▶ **Exercise objective**
Your task is to gather the lines below that hold the string "screenshot".

(Dataset listings of figures)
-.-.-
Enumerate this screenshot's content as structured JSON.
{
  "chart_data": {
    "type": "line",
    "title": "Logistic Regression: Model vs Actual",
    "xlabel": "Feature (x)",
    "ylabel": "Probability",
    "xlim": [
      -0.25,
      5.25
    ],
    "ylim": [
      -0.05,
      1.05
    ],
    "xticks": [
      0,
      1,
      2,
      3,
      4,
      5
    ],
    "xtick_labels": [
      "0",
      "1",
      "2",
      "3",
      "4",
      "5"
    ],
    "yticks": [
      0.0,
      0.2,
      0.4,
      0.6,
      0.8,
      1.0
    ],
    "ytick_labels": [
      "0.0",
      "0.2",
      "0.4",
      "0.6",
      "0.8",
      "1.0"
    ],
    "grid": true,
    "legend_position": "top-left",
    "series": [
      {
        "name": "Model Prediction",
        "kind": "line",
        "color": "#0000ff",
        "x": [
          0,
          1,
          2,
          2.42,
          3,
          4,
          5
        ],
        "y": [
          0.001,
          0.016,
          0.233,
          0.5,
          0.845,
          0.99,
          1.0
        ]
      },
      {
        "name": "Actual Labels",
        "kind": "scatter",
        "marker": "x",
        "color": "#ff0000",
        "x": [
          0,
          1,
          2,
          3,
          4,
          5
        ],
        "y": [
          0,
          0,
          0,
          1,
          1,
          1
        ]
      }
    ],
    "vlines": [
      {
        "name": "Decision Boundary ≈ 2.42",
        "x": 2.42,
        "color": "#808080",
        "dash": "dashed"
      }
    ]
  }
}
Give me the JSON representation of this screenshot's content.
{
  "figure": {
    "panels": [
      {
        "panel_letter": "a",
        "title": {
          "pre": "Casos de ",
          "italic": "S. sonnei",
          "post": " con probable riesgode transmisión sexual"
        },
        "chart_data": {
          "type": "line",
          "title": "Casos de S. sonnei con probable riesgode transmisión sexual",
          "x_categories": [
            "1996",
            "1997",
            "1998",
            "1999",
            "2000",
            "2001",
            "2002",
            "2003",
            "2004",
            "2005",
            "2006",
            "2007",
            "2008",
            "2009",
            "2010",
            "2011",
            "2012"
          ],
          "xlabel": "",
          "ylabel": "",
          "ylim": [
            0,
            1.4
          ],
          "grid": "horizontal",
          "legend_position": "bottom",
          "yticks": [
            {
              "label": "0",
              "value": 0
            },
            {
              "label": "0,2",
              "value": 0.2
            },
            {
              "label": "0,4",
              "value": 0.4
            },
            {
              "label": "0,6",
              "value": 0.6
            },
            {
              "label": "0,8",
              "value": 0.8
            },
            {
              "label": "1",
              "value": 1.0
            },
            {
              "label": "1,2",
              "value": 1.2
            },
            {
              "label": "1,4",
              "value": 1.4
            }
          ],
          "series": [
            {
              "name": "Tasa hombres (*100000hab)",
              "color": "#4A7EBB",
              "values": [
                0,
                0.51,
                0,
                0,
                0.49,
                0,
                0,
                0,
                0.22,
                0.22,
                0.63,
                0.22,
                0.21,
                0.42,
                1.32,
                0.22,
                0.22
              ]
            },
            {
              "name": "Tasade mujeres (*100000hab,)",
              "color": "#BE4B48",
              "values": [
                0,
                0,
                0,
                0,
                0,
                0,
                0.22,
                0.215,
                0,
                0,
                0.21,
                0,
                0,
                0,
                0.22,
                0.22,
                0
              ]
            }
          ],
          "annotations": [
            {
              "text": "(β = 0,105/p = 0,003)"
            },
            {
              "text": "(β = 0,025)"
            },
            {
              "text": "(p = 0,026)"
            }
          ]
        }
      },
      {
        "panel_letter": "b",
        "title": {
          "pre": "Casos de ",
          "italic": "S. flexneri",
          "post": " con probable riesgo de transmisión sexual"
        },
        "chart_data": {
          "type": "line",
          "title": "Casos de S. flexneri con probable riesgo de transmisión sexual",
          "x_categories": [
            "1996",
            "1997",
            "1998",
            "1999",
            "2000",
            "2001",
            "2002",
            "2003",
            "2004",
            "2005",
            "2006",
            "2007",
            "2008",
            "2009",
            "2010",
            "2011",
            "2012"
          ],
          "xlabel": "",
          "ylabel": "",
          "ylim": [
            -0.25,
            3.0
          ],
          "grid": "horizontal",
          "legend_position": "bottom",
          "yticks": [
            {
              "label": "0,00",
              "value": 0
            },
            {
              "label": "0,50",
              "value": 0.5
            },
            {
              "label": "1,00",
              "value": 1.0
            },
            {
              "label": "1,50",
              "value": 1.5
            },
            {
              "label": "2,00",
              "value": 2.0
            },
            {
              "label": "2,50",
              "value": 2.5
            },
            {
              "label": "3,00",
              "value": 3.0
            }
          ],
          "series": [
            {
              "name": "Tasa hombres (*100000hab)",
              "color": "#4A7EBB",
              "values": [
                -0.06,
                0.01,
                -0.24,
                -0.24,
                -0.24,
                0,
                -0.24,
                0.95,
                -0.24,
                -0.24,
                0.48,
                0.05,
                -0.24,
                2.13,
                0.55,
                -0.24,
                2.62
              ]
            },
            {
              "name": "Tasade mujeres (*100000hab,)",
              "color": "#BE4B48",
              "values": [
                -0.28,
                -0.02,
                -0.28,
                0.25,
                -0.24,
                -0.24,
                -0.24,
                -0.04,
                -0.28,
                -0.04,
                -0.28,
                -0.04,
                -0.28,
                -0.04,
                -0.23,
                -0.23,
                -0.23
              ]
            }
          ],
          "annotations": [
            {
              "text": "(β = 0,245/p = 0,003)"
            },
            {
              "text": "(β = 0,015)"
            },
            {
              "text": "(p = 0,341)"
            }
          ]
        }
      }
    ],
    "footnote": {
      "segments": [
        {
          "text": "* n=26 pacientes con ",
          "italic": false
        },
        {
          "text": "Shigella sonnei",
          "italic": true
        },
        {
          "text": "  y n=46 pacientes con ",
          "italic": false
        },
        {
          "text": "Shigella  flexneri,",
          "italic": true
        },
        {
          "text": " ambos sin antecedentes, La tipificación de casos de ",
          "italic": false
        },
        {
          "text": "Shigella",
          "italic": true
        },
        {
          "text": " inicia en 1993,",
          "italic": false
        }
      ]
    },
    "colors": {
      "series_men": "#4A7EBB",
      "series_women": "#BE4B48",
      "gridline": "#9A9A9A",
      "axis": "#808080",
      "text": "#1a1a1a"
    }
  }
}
-.-.-
▶ **Reply to the task**
Enumerate this screenshot's content as structured JSON.
Give me the JSON representation of this screenshot's content.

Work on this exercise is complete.